### TEXT SHOWN ###
Regarding patient demographics, 17 patients (63%) were male and 10 (37%) were female. Patients were aged 11–66 years (average, 32.33 years). Patients presented to our unit on an average of 4.7 days (range, 1 to 18 days) following injury. Fourteen patients (51.9%) had L1 fractures, 12 (44.4%) had L2 fractures, and 1 (3.7%) had F2 fracture. The average follow-up period for the survey was 13.2 months (range, 9 to 19 months) after treatment (Table 1).
At treatment, the average VAS score was 6.19±0.38, and three patients (11.1%) had minimal bleeding (Fig. 1). After treatment and postoperative follow-up, 23 patients (85.2%) showed good results (Figs. 2,-5) and three patients (11.1%) showed mild results (Fig. 6). One patient (3.7%) had a poor result and was rescheduled for closed reduction under general anesthesia. After follow-up with the questionnaires, the average scores assigned for symmetry by the patients were 2.04±0.13 before treatment and 3.76±0.08 after treatment (Fig. 7). The average satisfaction scores for functional and aesthetic outcomes were 4.89±0.06 and 4.67±0.12, respectively (Fig. 8). All 27 patients (100%) were satisfied with their functional outcome and 25 patients (92.6%) were satisfied with their aesthetic result. When asked what method of treatment they would prefer if they were treated for the same kind of trauma again, 25 patients (92.6%) said they would prefer the finger reduction method under local anesthesia and only two patients (7.4%) said they would prefer closed reduction under general anesthesia because they were afraid of the pain (Table 2).
### SOURCE INFORMATION ###
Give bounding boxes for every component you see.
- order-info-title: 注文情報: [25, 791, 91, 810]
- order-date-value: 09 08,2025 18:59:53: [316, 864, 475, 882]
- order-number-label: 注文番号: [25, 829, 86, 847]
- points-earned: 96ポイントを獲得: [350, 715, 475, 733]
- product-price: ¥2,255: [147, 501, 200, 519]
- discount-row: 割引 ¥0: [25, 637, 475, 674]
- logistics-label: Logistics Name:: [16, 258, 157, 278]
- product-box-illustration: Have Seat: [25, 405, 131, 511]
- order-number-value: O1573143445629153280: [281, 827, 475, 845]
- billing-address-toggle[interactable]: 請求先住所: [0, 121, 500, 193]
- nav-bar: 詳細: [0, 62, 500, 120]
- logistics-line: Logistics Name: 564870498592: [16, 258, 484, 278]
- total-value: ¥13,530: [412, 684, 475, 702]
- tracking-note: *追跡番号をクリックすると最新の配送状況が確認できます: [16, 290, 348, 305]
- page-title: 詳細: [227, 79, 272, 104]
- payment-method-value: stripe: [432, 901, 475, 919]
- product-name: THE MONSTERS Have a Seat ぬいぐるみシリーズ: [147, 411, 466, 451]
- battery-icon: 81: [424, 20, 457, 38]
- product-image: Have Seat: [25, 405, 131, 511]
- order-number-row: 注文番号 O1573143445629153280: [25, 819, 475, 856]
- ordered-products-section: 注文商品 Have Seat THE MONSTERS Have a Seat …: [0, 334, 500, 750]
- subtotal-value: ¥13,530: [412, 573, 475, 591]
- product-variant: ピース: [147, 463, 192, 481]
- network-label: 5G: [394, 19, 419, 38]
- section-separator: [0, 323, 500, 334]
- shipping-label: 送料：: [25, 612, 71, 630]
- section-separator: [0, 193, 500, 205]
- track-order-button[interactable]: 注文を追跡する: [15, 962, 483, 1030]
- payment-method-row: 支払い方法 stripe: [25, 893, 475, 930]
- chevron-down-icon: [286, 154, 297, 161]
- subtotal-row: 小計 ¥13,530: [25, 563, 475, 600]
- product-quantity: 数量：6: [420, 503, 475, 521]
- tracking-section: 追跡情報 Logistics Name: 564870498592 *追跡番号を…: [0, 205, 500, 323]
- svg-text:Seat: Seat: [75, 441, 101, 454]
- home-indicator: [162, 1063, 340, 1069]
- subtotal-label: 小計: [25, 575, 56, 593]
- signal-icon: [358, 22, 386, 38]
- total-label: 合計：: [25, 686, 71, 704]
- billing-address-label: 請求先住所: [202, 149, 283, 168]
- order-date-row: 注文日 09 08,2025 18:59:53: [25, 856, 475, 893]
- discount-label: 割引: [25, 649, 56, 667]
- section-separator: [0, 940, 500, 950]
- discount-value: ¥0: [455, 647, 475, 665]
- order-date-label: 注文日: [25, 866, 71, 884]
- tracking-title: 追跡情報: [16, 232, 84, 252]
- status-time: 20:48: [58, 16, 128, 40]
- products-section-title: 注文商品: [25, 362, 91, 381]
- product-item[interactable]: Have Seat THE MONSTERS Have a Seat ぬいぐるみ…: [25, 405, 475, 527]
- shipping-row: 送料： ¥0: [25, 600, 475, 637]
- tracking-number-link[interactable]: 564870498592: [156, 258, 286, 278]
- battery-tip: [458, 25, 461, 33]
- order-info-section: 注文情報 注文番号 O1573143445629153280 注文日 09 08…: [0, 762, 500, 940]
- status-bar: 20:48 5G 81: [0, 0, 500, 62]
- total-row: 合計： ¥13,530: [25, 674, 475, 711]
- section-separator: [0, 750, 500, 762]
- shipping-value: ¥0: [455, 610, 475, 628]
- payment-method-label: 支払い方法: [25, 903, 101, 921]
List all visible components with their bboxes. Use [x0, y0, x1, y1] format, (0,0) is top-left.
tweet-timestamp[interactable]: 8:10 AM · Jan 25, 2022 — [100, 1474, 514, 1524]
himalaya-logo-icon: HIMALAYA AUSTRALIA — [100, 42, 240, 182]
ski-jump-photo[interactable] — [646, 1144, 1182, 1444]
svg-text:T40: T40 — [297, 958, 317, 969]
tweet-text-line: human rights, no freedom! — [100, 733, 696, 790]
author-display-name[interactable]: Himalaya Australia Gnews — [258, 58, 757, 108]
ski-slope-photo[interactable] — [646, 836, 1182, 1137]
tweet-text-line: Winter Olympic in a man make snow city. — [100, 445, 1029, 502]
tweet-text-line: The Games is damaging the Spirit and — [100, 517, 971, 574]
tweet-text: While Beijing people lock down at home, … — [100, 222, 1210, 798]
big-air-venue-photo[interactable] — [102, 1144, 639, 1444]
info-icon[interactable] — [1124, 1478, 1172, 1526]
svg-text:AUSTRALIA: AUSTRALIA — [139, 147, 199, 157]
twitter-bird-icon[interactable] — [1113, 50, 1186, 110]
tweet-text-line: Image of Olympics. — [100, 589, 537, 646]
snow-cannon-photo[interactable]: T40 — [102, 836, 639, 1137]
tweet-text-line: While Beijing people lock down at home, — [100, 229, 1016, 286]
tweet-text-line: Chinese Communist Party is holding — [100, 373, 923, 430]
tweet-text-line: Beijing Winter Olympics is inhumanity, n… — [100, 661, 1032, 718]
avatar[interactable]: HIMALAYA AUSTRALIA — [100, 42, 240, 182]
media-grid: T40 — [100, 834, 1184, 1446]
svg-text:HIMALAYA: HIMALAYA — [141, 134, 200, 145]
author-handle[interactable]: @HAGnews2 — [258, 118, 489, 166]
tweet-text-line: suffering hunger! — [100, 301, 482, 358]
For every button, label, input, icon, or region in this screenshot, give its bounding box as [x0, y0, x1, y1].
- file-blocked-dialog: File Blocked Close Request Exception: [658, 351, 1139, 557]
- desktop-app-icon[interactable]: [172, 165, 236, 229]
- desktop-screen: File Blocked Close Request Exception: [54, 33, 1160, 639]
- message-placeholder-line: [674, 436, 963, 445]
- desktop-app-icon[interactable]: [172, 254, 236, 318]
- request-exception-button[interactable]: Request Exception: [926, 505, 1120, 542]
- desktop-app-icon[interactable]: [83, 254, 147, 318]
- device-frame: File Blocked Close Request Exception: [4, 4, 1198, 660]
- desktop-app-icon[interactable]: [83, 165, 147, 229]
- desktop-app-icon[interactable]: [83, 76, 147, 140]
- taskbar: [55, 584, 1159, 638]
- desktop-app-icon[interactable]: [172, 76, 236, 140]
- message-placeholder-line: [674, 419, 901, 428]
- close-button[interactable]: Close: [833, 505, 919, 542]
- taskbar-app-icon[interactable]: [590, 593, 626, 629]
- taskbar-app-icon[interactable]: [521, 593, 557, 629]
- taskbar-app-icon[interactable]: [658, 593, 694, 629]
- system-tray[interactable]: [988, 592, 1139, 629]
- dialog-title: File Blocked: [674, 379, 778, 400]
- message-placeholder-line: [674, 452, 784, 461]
###
• _GOAL OF THE EXERCISE_
Write the next part of the study results on finger reduction under local anesthesia, picking up after its final sentence.

• _EXERCISE OUTPUT_
DISCUSSION

Patients with nasal bone fractures usually visit the plastic surgery clinic. Closed reduction of nasal bone fractures is a widely accepted treatment modality aimed at using a minimally invasive method to achieve good long-term results. Although reduction methods involving the use of forceps, elevators, and handles are widely reported in medical literature [4-9], some studies describe methods where fractured bones are repositioned using instruments and fine-adjusted externally by hand [10]. Although the use of fingers for the manipulation and reduction of nasal bone fractures is not common, satisfactory outcomes have been reported with this technique under general anesthesia [2,3,11]. However, evaluation of patient tolerance and satisfaction of this technique under local anesthesia is not well documented.
The use of fingers for manipulation and reduction is advantageous as it minimizes damage to the nasal mucosa and reduces the incidence of nasal hemorrhages which could occur with the use of an instrument for reduction [1]. Nasal mucosal injury with bleeding is commonly seen after closed reduction with an instrument and can be a factor in the development of mucosal contracture and deformity over time. Many different approaches have being proposed to reduce mucosal injury during reduction but they are more invasive than conventional methods [12]. In this study, following finger reduction, bleeding occurred in only three patients (11.1%) and the bleeding was minimal in all three cases.
Studies show that prompt reduction increases the likelihood of favorable results [13-16], and it should be performed 3–10 days after trauma when the swelling has subsided [1]. In this study, finger reduction was performed on an average of 4.7 days following injury. All patients were able to receive treatment on the day of their clinic visit because finger reduction under local anesthesia can be performed in the clinic examination chair with no need for blood tests or an operation room, unlike in procedures performed under general anesthesia.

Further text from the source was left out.